§ Problem details
Make an exact copy of the lines, leaving the pictures out.

Data records

-- begin --

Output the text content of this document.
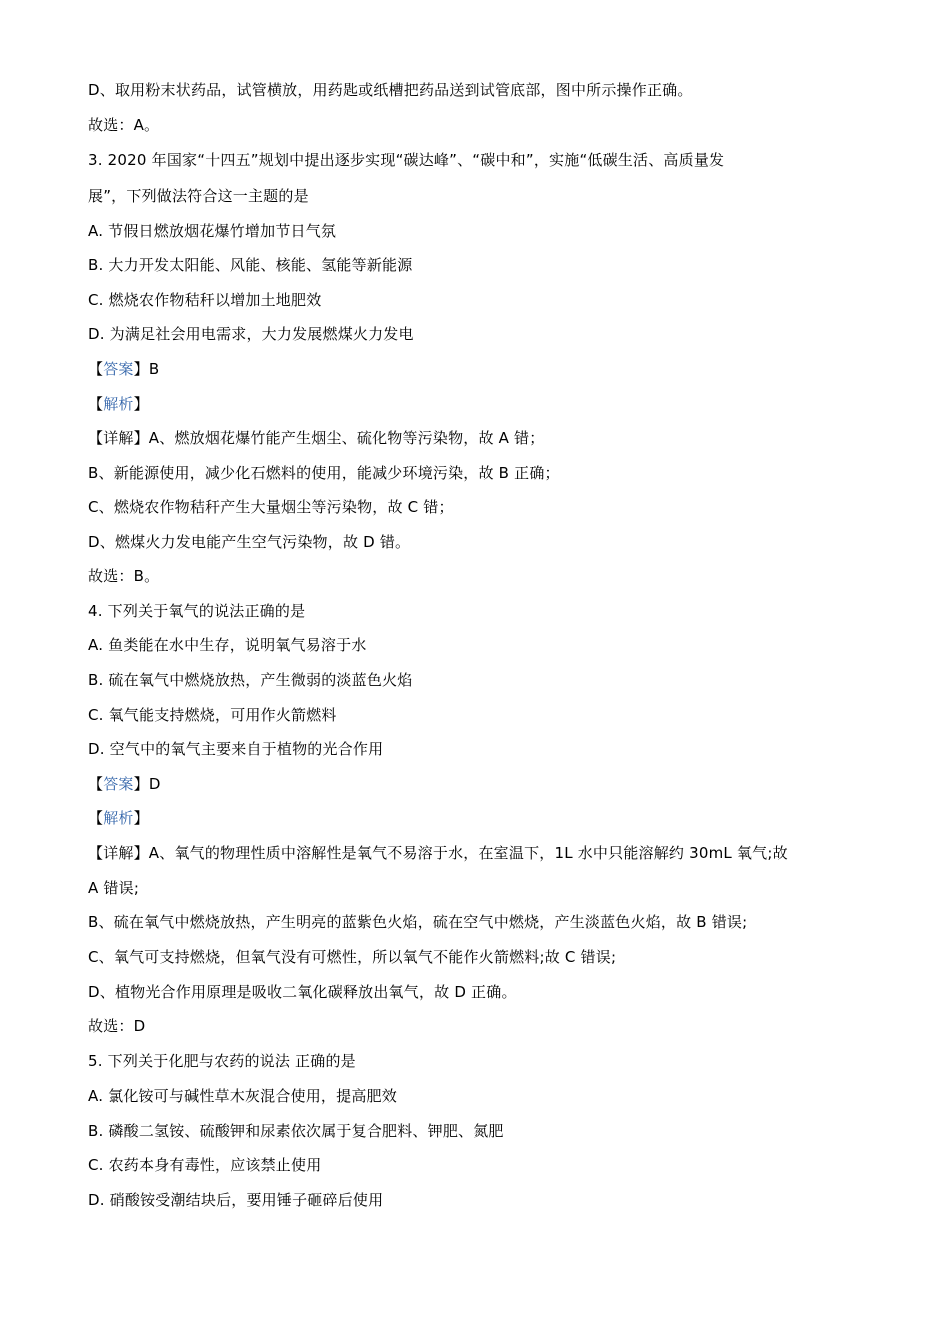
D、取用粉末状药品，试管横放，用药匙或纸槽把药品送到试管底部，图中所示操作正确。
故选：A。
3. 2020 年国家“十四五”规划中提出逐步实现“碳达峰”、“碳中和”，实施“低碳生活、高质量发
展”，下列做法符合这一主题的是
A. 节假日燃放烟花爆竹增加节日气氛
B. 大力开发太阳能、风能、核能、氢能等新能源
C. 燃烧农作物秸秆以增加土地肥效
D. 为满足社会用电需求，大力发展燃煤火力发电
【答案】B
【解析】
【详解】A、燃放烟花爆竹能产生烟尘、硫化物等污染物，故 A 错；
B、新能源使用，减少化石燃料的使用，能减少环境污染，故 B 正确；
C、燃烧农作物秸秆产生大量烟尘等污染物，故 C 错；
D、燃煤火力发电能产生空气污染物，故 D 错。
故选：B。
4. 下列关于氧气的说法正确的是
A. 鱼类能在水中生存，说明氧气易溶于水
B. 硫在氧气中燃烧放热，产生微弱的淡蓝色火焰
C. 氧气能支持燃烧，可用作火箭燃料
D. 空气中的氧气主要来自于植物的光合作用
【答案】D
【解析】
【详解】A、氧气的物理性质中溶解性是氧气不易溶于水，在室温下，1L 水中只能溶解约 30mL 氧气;故
A 错误;
B、硫在氧气中燃烧放热，产生明亮的蓝紫色火焰，硫在空气中燃烧，产生淡蓝色火焰，故 B 错误;
C、氧气可支持燃烧，但氧气没有可燃性，所以氧气不能作火箭燃料;故 C 错误;
D、植物光合作用原理是吸收二氧化碳释放出氧气，故 D 正确。
故选：D
5. 下列关于化肥与农药的说法 正确的是
A. 氯化铵可与碱性草木灰混合使用，提高肥效
B. 磷酸二氢铵、硫酸钾和尿素依次属于复合肥料、钾肥、氮肥
C. 农药本身有毒性，应该禁止使用
D. 硝酸铵受潮结块后，要用锤子砸碎后使用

-- end --

§ Solution to this task
Output the text content of this document.
D、取用粉末状药品，试管横放，用药匙或纸槽把药品送到试管底部，图中所示操作正确。
故选：A。
3. 2020 年国家“十四五”规划中提出逐步实现“碳达峰”、“碳中和”，实施“低碳生活、高质量发
展”，下列做法符合这一主题的是
A. 节假日燃放烟花爆竹增加节日气氛
B. 大力开发太阳能、风能、核能、氢能等新能源
C. 燃烧农作物秸秆以增加土地肥效
D. 为满足社会用电需求，大力发展燃煤火力发电
【答案】B
【解析】
【详解】A、燃放烟花爆竹能产生烟尘、硫化物等污染物，故 A 错；
B、新能源使用，减少化石燃料的使用，能减少环境污染，故 B 正确；
C、燃烧农作物秸秆产生大量烟尘等污染物，故 C 错；
D、燃煤火力发电能产生空气污染物，故 D 错。
故选：B。
4. 下列关于氧气的说法正确的是
A. 鱼类能在水中生存，说明氧气易溶于水
B. 硫在氧气中燃烧放热，产生微弱的淡蓝色火焰
C. 氧气能支持燃烧，可用作火箭燃料
D. 空气中的氧气主要来自于植物的光合作用
【答案】D
【解析】
【详解】A、氧气的物理性质中溶解性是氧气不易溶于水，在室温下，1L 水中只能溶解约 30mL 氧气;故
A 错误;
B、硫在氧气中燃烧放热，产生明亮的蓝紫色火焰，硫在空气中燃烧，产生淡蓝色火焰，故 B 错误;
C、氧气可支持燃烧，但氧气没有可燃性，所以氧气不能作火箭燃料;故 C 错误;
D、植物光合作用原理是吸收二氧化碳释放出氧气，故 D 正确。
故选：D
5. 下列关于化肥与农药的说法 正确的是
A. 氯化铵可与碱性草木灰混合使用，提高肥效
B. 磷酸二氢铵、硫酸钾和尿素依次属于复合肥料、钾肥、氮肥
C. 农药本身有毒性，应该禁止使用
D. 硝酸铵受潮结块后，要用锤子砸碎后使用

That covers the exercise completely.